### Problem statement
Count the lines below that hold the string "tspot". Give only that number.
───── Data to use ─────
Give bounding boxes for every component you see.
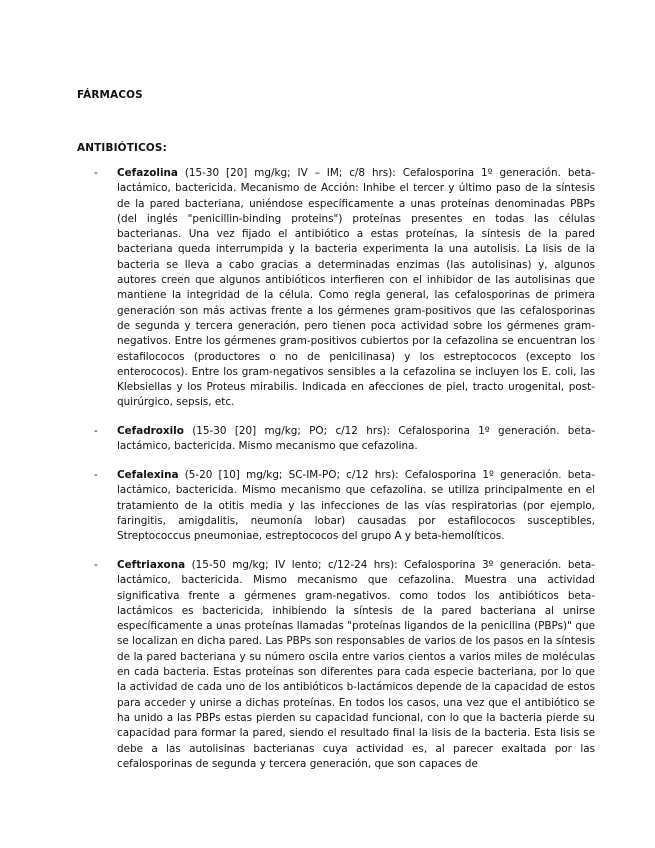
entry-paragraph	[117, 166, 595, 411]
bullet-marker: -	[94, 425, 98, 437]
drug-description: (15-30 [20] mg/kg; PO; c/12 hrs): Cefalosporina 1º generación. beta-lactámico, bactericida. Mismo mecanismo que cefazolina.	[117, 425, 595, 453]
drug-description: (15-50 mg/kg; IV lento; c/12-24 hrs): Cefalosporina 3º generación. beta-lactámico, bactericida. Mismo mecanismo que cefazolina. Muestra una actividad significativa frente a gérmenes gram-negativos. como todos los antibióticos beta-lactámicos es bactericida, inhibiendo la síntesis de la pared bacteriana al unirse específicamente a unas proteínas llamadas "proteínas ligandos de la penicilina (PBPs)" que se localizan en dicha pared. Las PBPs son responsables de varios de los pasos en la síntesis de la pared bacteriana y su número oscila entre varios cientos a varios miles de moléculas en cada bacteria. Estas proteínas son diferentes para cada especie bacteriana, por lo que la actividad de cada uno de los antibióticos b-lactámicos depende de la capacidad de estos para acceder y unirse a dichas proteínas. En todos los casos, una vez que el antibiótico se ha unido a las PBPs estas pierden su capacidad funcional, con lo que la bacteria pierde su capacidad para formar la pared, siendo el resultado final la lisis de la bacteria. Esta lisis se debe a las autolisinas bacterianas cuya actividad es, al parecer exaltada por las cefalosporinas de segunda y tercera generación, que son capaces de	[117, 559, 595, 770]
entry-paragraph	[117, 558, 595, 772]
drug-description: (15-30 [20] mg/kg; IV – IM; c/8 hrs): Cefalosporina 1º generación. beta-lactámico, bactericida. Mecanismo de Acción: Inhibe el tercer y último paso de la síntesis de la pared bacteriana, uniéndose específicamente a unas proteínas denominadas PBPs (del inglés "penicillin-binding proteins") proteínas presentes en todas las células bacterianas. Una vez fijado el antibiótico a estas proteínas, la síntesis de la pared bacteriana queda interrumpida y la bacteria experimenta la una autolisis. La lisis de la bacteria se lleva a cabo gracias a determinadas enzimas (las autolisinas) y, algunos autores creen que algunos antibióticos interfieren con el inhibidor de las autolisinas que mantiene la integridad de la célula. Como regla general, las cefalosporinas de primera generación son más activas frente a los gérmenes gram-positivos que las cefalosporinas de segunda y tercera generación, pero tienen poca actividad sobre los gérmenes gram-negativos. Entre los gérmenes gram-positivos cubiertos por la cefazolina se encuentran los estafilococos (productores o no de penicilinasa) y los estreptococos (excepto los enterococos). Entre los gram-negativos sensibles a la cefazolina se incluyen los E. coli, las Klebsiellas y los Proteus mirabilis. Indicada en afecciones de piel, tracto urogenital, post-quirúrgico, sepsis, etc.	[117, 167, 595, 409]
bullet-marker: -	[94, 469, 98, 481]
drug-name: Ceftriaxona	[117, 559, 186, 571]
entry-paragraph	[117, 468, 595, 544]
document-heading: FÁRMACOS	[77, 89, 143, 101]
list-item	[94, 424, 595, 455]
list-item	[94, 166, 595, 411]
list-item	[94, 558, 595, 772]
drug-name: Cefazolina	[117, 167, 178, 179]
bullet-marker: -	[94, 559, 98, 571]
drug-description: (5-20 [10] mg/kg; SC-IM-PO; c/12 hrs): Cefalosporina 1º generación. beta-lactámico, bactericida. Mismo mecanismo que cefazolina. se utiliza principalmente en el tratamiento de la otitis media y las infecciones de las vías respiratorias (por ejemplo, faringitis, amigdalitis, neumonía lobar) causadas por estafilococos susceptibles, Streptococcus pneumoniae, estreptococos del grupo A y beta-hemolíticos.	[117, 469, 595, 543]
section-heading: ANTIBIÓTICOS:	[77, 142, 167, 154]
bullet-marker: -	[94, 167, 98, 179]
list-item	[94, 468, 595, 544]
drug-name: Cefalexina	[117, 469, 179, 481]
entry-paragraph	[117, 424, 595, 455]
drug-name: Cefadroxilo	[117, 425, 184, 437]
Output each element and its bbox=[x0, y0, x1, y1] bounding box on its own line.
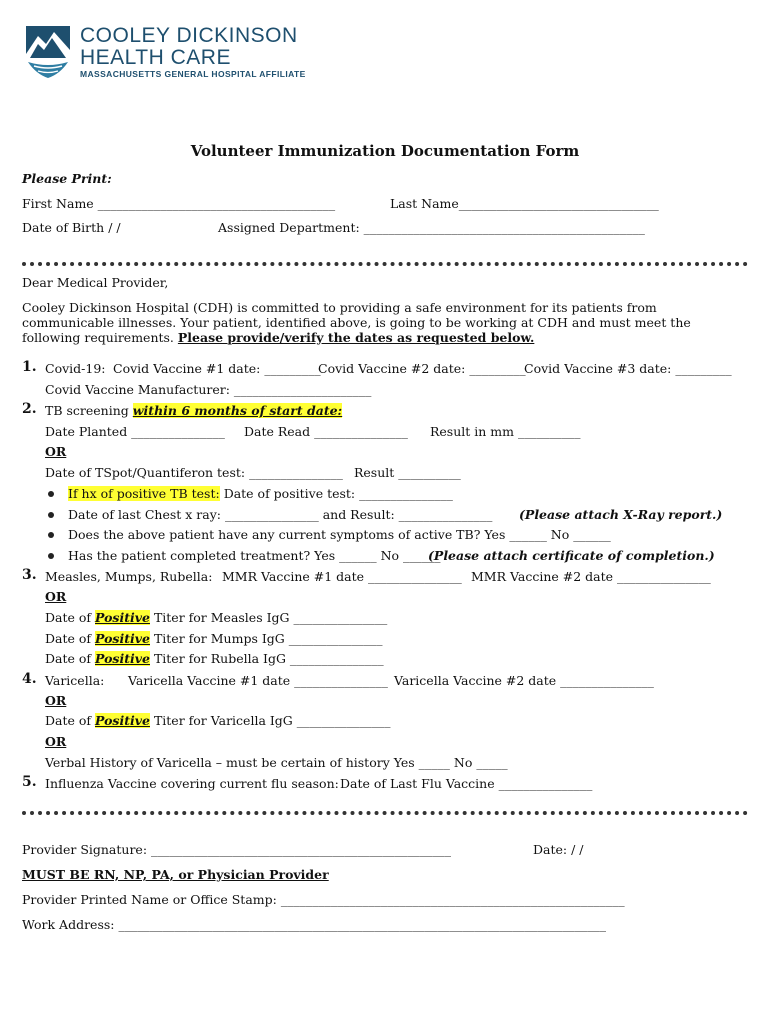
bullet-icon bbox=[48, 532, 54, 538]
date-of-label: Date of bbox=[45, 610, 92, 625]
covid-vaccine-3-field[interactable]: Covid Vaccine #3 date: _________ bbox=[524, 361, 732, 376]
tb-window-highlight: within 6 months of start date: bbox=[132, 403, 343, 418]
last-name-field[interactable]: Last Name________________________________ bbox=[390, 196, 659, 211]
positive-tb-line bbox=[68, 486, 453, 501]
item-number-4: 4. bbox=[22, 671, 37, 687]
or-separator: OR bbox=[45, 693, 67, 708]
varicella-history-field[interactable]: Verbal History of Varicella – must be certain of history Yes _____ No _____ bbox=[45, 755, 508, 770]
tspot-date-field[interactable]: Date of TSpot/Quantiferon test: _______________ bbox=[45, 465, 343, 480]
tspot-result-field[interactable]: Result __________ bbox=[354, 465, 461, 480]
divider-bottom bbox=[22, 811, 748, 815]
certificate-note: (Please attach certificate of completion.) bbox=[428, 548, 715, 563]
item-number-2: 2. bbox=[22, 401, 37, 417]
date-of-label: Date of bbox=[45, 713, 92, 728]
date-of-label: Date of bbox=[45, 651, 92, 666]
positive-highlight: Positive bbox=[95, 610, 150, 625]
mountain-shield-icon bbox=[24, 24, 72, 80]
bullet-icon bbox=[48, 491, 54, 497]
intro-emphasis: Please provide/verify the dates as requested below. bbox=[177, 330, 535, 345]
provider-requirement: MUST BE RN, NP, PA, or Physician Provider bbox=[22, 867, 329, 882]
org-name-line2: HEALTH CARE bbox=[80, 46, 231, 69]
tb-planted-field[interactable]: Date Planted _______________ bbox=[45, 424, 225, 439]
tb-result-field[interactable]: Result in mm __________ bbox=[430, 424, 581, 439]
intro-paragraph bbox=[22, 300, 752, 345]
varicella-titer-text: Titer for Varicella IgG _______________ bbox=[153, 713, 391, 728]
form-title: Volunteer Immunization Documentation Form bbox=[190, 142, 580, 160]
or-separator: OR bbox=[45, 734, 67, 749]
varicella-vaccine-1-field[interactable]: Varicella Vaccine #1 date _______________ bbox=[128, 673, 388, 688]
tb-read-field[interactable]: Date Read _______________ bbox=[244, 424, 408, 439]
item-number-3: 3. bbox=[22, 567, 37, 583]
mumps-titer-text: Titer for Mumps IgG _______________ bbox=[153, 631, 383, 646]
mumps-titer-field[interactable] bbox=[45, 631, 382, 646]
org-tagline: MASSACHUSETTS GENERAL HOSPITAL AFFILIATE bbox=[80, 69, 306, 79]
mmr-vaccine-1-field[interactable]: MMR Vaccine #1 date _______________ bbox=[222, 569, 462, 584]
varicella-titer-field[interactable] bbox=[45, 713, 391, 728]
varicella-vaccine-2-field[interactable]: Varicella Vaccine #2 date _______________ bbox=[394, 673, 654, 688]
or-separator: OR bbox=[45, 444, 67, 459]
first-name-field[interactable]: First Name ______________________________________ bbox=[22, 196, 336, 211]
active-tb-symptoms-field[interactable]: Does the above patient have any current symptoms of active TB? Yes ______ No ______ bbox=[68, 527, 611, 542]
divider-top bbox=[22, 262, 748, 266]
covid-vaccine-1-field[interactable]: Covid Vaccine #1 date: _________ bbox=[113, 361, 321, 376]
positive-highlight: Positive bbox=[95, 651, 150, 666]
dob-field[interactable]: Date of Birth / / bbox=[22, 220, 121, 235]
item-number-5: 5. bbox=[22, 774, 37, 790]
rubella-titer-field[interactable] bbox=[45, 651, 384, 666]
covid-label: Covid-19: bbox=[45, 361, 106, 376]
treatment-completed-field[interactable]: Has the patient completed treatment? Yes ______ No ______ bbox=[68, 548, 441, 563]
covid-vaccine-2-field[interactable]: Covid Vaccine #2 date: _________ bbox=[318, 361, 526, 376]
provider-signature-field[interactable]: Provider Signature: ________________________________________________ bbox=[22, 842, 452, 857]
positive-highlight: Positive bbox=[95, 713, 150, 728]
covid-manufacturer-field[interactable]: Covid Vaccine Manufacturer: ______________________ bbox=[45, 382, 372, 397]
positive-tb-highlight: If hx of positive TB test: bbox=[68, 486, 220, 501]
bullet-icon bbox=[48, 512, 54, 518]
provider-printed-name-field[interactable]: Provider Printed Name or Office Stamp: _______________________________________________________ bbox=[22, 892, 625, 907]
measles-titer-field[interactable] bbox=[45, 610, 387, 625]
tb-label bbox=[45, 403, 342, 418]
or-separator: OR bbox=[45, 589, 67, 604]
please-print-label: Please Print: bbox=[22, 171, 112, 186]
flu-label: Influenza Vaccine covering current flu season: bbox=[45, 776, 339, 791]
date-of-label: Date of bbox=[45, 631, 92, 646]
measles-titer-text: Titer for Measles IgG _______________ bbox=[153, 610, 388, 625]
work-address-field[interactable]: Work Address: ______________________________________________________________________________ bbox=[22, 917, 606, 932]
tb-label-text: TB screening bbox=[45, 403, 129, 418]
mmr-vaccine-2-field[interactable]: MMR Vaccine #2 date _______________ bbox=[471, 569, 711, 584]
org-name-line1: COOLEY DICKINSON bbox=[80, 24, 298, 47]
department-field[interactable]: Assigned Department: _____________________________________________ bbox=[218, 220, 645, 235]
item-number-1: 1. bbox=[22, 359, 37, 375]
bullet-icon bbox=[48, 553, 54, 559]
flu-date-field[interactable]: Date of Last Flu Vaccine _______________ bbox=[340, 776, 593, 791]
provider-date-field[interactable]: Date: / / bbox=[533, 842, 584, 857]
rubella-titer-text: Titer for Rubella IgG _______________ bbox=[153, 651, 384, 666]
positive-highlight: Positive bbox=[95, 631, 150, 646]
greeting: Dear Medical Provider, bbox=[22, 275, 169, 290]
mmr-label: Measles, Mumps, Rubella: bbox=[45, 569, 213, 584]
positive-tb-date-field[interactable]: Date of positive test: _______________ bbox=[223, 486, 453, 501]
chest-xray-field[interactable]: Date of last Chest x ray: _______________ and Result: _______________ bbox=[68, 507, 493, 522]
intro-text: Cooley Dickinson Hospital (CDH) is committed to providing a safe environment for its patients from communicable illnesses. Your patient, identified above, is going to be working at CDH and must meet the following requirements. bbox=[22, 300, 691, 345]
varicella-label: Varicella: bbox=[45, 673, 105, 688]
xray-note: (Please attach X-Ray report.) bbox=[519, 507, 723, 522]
─────
───── Data to use ─────
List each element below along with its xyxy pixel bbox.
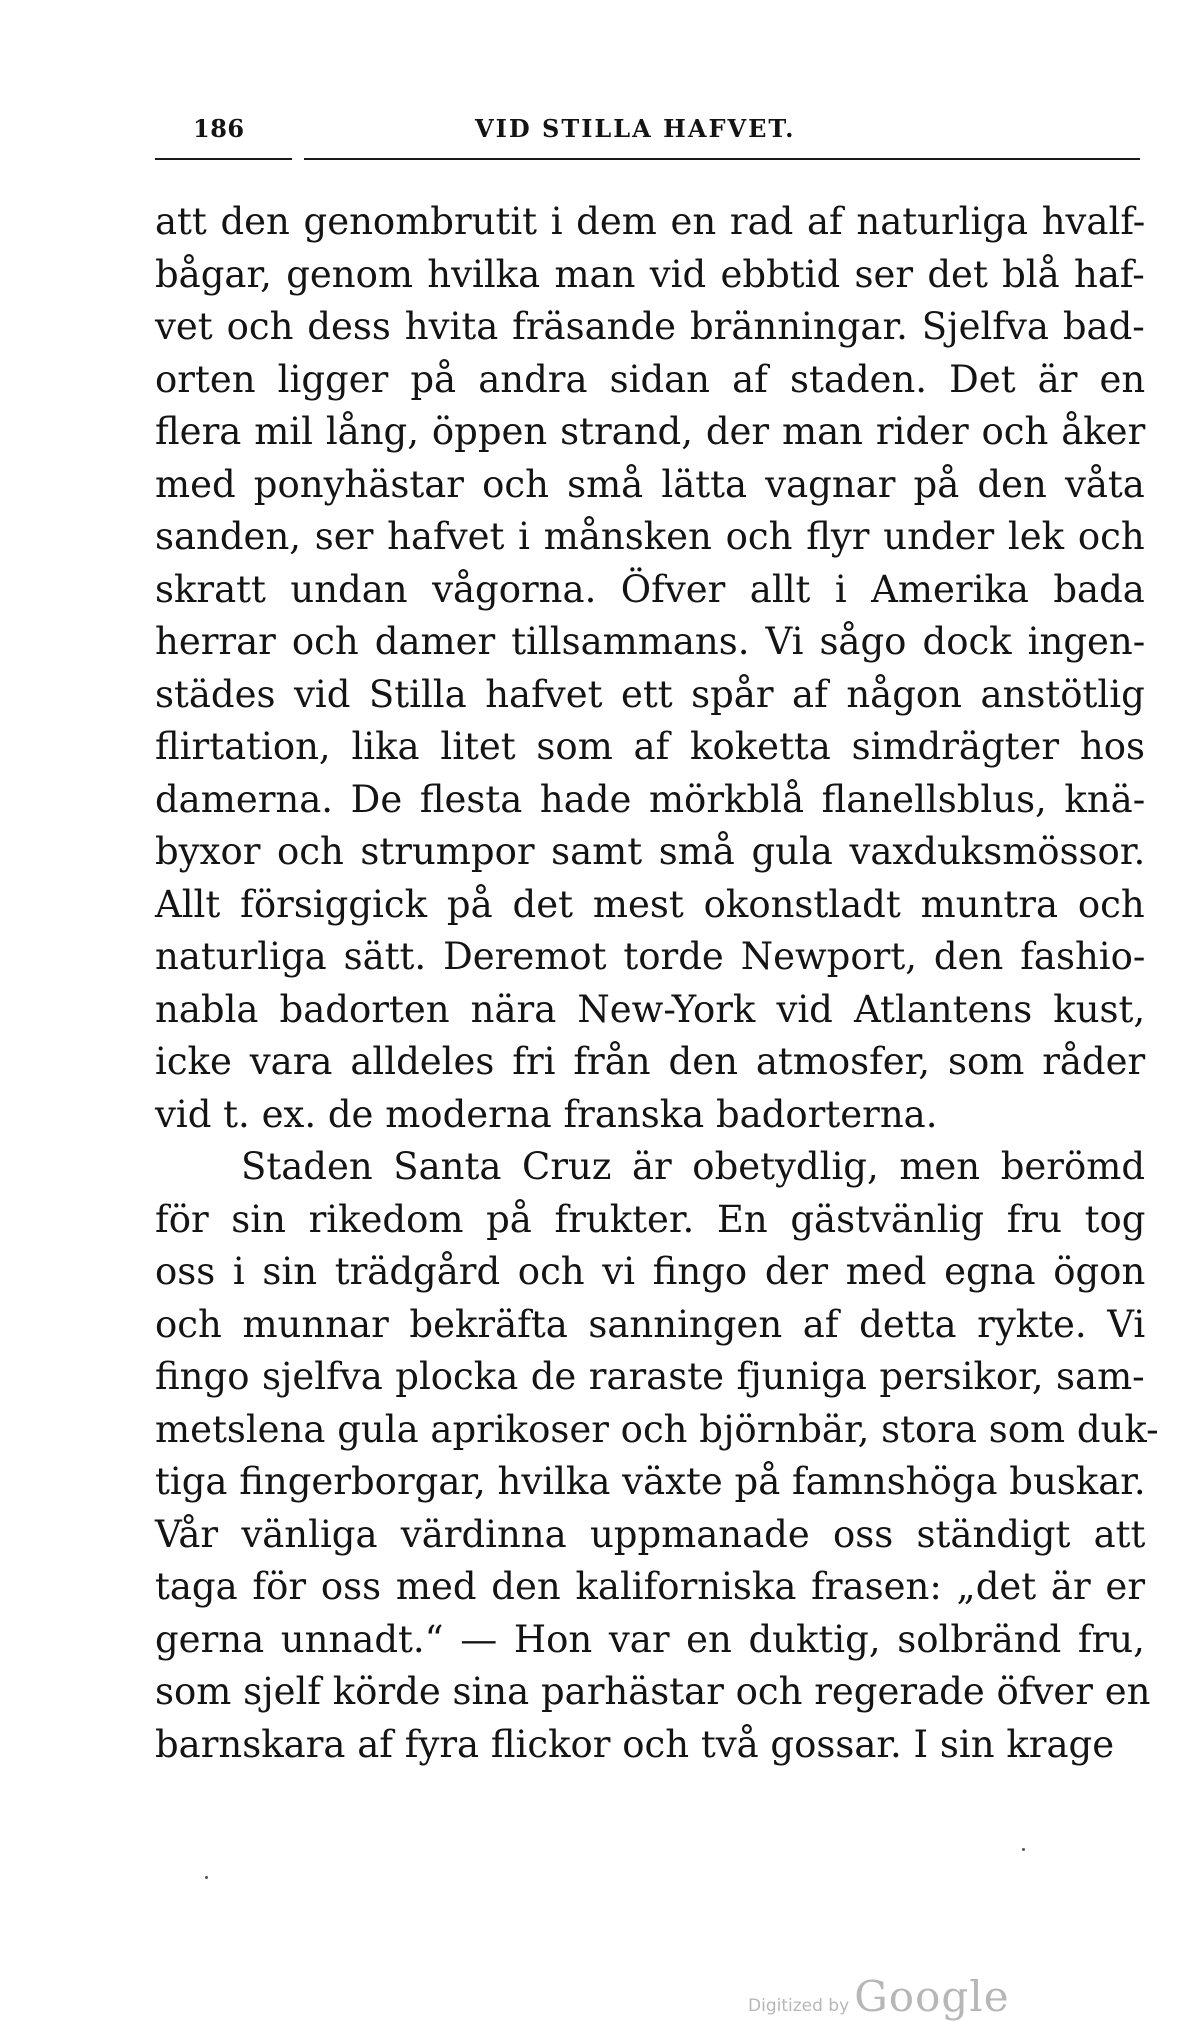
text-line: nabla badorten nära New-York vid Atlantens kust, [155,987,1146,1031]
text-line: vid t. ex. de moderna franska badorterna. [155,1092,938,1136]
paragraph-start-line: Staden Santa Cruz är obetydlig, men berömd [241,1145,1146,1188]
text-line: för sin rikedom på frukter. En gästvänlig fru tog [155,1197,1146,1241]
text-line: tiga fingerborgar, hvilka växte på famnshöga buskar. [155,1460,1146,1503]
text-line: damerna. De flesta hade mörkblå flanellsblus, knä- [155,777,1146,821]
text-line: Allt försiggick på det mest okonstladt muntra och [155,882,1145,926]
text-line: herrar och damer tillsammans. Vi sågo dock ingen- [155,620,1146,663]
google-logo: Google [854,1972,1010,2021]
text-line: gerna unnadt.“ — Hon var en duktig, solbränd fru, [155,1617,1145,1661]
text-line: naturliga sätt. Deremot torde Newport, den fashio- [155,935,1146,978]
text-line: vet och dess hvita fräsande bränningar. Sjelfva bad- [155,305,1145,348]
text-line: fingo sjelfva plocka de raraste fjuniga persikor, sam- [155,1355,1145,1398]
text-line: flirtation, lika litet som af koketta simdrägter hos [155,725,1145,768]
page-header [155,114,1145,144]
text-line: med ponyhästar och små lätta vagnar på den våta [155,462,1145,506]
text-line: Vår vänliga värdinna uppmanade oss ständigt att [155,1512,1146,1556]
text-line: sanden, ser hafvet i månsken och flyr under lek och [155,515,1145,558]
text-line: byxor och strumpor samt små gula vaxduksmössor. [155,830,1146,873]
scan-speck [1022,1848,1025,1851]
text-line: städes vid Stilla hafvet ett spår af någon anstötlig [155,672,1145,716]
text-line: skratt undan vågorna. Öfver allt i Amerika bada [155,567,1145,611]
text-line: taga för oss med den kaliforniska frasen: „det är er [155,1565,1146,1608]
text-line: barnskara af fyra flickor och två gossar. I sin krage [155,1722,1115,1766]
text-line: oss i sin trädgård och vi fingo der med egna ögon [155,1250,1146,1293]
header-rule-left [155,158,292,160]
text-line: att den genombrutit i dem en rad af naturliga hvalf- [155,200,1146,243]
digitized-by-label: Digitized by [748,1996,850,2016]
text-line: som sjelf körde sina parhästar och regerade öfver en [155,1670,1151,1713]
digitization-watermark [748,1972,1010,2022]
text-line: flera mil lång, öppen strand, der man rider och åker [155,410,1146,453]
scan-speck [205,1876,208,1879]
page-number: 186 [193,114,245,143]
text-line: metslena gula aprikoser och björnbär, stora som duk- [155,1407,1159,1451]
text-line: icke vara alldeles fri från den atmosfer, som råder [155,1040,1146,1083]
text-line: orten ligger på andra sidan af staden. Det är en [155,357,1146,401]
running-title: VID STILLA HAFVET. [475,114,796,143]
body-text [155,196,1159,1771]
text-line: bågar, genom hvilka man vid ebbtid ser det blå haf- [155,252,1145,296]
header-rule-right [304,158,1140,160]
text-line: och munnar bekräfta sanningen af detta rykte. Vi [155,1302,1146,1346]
─────
### The answer
2